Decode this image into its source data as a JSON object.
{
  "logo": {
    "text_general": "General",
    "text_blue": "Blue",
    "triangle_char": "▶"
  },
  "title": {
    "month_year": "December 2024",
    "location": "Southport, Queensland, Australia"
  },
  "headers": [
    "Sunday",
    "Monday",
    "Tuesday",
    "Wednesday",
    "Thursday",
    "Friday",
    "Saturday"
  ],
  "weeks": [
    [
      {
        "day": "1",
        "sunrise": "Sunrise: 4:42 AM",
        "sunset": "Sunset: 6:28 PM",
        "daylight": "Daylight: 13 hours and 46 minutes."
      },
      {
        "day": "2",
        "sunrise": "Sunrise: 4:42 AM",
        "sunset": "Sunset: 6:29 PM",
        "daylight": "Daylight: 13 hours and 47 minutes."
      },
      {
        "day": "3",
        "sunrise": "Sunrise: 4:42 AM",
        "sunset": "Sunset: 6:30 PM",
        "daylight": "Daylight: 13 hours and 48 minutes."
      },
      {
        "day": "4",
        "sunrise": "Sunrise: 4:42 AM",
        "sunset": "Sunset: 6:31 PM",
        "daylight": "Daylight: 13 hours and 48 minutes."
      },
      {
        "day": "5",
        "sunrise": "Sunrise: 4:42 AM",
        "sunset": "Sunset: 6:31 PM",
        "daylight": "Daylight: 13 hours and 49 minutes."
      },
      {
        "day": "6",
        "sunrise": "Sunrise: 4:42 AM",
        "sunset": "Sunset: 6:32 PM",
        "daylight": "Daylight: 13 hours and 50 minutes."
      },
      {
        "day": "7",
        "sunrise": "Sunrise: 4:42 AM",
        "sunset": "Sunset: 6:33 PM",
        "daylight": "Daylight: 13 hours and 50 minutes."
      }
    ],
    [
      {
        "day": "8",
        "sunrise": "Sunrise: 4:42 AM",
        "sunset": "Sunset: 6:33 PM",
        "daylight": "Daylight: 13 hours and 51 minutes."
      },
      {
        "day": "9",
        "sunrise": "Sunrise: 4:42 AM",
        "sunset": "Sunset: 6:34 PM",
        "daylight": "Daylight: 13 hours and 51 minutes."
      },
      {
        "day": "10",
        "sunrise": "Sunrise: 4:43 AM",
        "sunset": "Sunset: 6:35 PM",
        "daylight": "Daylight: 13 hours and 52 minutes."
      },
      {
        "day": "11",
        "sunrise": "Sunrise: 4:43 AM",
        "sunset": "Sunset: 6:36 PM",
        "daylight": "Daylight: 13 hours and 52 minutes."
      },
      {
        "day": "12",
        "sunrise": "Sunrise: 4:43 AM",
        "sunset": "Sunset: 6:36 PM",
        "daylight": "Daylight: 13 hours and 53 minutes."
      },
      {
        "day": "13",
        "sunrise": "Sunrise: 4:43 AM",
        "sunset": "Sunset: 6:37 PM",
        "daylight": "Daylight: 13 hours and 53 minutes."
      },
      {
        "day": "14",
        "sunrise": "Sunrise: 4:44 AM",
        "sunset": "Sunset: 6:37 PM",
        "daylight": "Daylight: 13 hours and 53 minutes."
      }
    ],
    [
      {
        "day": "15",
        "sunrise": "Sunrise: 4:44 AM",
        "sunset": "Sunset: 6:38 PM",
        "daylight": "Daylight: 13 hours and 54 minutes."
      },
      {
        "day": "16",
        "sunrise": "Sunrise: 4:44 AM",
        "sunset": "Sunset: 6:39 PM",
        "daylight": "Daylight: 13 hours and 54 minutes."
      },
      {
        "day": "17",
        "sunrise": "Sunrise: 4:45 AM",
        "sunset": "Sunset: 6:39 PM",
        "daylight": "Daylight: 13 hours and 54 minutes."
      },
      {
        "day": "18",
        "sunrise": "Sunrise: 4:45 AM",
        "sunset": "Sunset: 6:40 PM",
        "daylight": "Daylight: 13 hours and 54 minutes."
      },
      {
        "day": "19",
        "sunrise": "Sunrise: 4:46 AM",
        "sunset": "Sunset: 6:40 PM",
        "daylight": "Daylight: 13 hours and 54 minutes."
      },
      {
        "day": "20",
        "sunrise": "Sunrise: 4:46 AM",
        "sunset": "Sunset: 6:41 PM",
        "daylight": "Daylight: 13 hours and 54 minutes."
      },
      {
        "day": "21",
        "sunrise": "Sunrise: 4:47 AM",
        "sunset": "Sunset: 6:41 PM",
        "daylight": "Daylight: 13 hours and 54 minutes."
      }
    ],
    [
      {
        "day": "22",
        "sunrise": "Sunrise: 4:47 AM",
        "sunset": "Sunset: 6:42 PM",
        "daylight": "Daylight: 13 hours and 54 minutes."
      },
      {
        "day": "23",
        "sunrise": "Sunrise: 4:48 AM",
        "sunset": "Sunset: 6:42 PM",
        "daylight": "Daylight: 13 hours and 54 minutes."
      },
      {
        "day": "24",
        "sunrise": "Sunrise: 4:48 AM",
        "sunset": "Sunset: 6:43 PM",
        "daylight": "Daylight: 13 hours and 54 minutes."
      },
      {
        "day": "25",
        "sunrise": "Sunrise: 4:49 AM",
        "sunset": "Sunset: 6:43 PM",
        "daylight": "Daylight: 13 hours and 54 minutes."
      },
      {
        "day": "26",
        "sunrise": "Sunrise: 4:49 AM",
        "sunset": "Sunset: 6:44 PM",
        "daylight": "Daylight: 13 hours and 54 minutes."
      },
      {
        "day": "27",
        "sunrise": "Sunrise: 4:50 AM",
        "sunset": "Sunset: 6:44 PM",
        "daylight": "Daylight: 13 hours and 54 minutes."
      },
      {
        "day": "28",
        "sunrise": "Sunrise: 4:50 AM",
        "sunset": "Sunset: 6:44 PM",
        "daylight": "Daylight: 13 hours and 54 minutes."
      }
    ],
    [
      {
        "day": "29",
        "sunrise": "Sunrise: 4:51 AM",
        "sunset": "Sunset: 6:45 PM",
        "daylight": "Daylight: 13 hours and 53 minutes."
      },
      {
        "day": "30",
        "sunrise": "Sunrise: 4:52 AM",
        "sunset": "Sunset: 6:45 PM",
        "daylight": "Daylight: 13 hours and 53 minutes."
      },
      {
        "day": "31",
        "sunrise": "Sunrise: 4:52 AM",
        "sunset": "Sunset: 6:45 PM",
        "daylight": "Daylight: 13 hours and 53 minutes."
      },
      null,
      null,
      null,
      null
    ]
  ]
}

● ● ●

WORK TO BE COMPLETED: The records above are to be repeated exactly, in their entirety.

SOLUTION:
Decode this image into its source data as a JSON object.
{
  "logo": {
    "text_general": "General",
    "text_blue": "Blue",
    "triangle_char": "▶"
  },
  "title": {
    "month_year": "December 2024",
    "location": "Southport, Queensland, Australia"
  },
  "headers": [
    "Sunday",
    "Monday",
    "Tuesday",
    "Wednesday",
    "Thursday",
    "Friday",
    "Saturday"
  ],
  "weeks": [
    [
      {
        "day": "1",
        "sunrise": "Sunrise: 4:42 AM",
        "sunset": "Sunset: 6:28 PM",
        "daylight": "Daylight: 13 hours and 46 minutes."
      },
      {
        "day": "2",
        "sunrise": "Sunrise: 4:42 AM",
        "sunset": "Sunset: 6:29 PM",
        "daylight": "Daylight: 13 hours and 47 minutes."
      },
      {
        "day": "3",
        "sunrise": "Sunrise: 4:42 AM",
        "sunset": "Sunset: 6:30 PM",
        "daylight": "Daylight: 13 hours and 48 minutes."
      },
      {
        "day": "4",
        "sunrise": "Sunrise: 4:42 AM",
        "sunset": "Sunset: 6:31 PM",
        "daylight": "Daylight: 13 hours and 48 minutes."
      },
      {
        "day": "5",
        "sunrise": "Sunrise: 4:42 AM",
        "sunset": "Sunset: 6:31 PM",
        "daylight": "Daylight: 13 hours and 49 minutes."
      },
      {
        "day": "6",
        "sunrise": "Sunrise: 4:42 AM",
        "sunset": "Sunset: 6:32 PM",
        "daylight": "Daylight: 13 hours and 50 minutes."
      },
      {
        "day": "7",
        "sunrise": "Sunrise: 4:42 AM",
        "sunset": "Sunset: 6:33 PM",
        "daylight": "Daylight: 13 hours and 50 minutes."
      }
    ],
    [
      {
        "day": "8",
        "sunrise": "Sunrise: 4:42 AM",
        "sunset": "Sunset: 6:33 PM",
        "daylight": "Daylight: 13 hours and 51 minutes."
      },
      {
        "day": "9",
        "sunrise": "Sunrise: 4:42 AM",
        "sunset": "Sunset: 6:34 PM",
        "daylight": "Daylight: 13 hours and 51 minutes."
      },
      {
        "day": "10",
        "sunrise": "Sunrise: 4:43 AM",
        "sunset": "Sunset: 6:35 PM",
        "daylight": "Daylight: 13 hours and 52 minutes."
      },
      {
        "day": "11",
        "sunrise": "Sunrise: 4:43 AM",
        "sunset": "Sunset: 6:36 PM",
        "daylight": "Daylight: 13 hours and 52 minutes."
      },
      {
        "day": "12",
        "sunrise": "Sunrise: 4:43 AM",
        "sunset": "Sunset: 6:36 PM",
        "daylight": "Daylight: 13 hours and 53 minutes."
      },
      {
        "day": "13",
        "sunrise": "Sunrise: 4:43 AM",
        "sunset": "Sunset: 6:37 PM",
        "daylight": "Daylight: 13 hours and 53 minutes."
      },
      {
        "day": "14",
        "sunrise": "Sunrise: 4:44 AM",
        "sunset": "Sunset: 6:37 PM",
        "daylight": "Daylight: 13 hours and 53 minutes."
      }
    ],
    [
      {
        "day": "15",
        "sunrise": "Sunrise: 4:44 AM",
        "sunset": "Sunset: 6:38 PM",
        "daylight": "Daylight: 13 hours and 54 minutes."
      },
      {
        "day": "16",
        "sunrise": "Sunrise: 4:44 AM",
        "sunset": "Sunset: 6:39 PM",
        "daylight": "Daylight: 13 hours and 54 minutes."
      },
      {
        "day": "17",
        "sunrise": "Sunrise: 4:45 AM",
        "sunset": "Sunset: 6:39 PM",
        "daylight": "Daylight: 13 hours and 54 minutes."
      },
      {
        "day": "18",
        "sunrise": "Sunrise: 4:45 AM",
        "sunset": "Sunset: 6:40 PM",
        "daylight": "Daylight: 13 hours and 54 minutes."
      },
      {
        "day": "19",
        "sunrise": "Sunrise: 4:46 AM",
        "sunset": "Sunset: 6:40 PM",
        "daylight": "Daylight: 13 hours and 54 minutes."
      },
      {
        "day": "20",
        "sunrise": "Sunrise: 4:46 AM",
        "sunset": "Sunset: 6:41 PM",
        "daylight": "Daylight: 13 hours and 54 minutes."
      },
      {
        "day": "21",
        "sunrise": "Sunrise: 4:47 AM",
        "sunset": "Sunset: 6:41 PM",
        "daylight": "Daylight: 13 hours and 54 minutes."
      }
    ],
    [
      {
        "day": "22",
        "sunrise": "Sunrise: 4:47 AM",
        "sunset": "Sunset: 6:42 PM",
        "daylight": "Daylight: 13 hours and 54 minutes."
      },
      {
        "day": "23",
        "sunrise": "Sunrise: 4:48 AM",
        "sunset": "Sunset: 6:42 PM",
        "daylight": "Daylight: 13 hours and 54 minutes."
      },
      {
        "day": "24",
        "sunrise": "Sunrise: 4:48 AM",
        "sunset": "Sunset: 6:43 PM",
        "daylight": "Daylight: 13 hours and 54 minutes."
      },
      {
        "day": "25",
        "sunrise": "Sunrise: 4:49 AM",
        "sunset": "Sunset: 6:43 PM",
        "daylight": "Daylight: 13 hours and 54 minutes."
      },
      {
        "day": "26",
        "sunrise": "Sunrise: 4:49 AM",
        "sunset": "Sunset: 6:44 PM",
        "daylight": "Daylight: 13 hours and 54 minutes."
      },
      {
        "day": "27",
        "sunrise": "Sunrise: 4:50 AM",
        "sunset": "Sunset: 6:44 PM",
        "daylight": "Daylight: 13 hours and 54 minutes."
      },
      {
        "day": "28",
        "sunrise": "Sunrise: 4:50 AM",
        "sunset": "Sunset: 6:44 PM",
        "daylight": "Daylight: 13 hours and 54 minutes."
      }
    ],
    [
      {
        "day": "29",
        "sunrise": "Sunrise: 4:51 AM",
        "sunset": "Sunset: 6:45 PM",
        "daylight": "Daylight: 13 hours and 53 minutes."
      },
      {
        "day": "30",
        "sunrise": "Sunrise: 4:52 AM",
        "sunset": "Sunset: 6:45 PM",
        "daylight": "Daylight: 13 hours and 53 minutes."
      },
      {
        "day": "31",
        "sunrise": "Sunrise: 4:52 AM",
        "sunset": "Sunset: 6:45 PM",
        "daylight": "Daylight: 13 hours and 53 minutes."
      },
      null,
      null,
      null,
      null
    ]
  ]
}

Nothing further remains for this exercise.